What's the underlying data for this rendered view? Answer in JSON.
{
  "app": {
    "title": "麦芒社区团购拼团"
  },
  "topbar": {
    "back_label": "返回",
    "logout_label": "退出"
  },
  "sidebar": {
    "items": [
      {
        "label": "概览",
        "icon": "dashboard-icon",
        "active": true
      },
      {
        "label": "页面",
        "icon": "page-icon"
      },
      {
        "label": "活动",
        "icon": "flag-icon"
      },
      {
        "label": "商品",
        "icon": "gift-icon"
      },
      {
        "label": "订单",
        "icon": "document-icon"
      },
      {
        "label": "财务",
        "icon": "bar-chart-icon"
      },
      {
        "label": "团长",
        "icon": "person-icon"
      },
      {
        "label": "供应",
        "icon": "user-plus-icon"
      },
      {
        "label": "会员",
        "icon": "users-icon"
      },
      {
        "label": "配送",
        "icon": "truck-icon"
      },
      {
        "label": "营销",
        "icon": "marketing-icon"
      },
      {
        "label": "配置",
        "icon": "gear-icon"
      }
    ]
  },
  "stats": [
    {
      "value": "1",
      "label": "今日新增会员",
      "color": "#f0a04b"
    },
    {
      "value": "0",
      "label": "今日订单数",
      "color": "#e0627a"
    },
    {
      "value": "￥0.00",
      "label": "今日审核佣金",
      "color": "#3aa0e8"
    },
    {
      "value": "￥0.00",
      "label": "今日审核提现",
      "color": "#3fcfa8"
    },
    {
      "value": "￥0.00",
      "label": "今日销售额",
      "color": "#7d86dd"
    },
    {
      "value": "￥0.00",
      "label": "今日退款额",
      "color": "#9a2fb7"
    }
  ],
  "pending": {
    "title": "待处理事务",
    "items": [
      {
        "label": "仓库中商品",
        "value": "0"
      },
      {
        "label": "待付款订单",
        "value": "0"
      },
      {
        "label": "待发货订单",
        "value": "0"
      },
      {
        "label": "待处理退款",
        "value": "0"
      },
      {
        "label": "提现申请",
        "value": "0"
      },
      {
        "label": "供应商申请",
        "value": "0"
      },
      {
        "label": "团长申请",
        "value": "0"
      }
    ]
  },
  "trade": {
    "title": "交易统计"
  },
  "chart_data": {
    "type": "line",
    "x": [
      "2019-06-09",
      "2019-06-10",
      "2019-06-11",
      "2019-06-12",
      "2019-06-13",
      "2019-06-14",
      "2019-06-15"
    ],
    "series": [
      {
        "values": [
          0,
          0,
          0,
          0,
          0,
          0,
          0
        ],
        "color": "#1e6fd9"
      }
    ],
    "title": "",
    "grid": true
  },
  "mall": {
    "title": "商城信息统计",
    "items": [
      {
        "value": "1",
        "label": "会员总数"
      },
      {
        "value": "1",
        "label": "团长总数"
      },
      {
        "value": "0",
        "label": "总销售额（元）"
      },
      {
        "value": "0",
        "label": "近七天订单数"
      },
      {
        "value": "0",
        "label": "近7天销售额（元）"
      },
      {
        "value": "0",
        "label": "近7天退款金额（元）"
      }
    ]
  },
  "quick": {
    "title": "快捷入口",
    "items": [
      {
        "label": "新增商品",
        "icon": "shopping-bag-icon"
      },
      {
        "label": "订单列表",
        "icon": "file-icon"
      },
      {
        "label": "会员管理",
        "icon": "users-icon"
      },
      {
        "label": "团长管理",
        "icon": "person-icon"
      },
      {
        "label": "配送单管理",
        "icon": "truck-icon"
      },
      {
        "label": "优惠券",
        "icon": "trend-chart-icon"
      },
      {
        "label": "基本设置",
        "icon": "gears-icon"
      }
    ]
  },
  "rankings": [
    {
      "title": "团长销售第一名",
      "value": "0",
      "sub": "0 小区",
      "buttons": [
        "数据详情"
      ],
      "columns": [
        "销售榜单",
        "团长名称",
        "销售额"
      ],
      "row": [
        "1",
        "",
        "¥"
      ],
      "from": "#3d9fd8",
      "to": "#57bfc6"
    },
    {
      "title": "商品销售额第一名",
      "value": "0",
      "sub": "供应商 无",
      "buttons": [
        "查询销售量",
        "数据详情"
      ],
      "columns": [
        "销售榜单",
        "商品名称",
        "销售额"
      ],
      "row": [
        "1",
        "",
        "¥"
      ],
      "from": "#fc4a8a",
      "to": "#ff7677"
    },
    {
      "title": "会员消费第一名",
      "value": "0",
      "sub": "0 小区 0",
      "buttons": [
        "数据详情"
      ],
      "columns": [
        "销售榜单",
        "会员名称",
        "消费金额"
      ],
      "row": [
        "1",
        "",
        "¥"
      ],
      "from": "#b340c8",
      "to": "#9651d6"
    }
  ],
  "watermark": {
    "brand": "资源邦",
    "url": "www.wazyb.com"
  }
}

____________________

§ **What is expected**: State how many lines of the records above contain "color", with no words besides the number.

§ **Answer to this exercise**: 7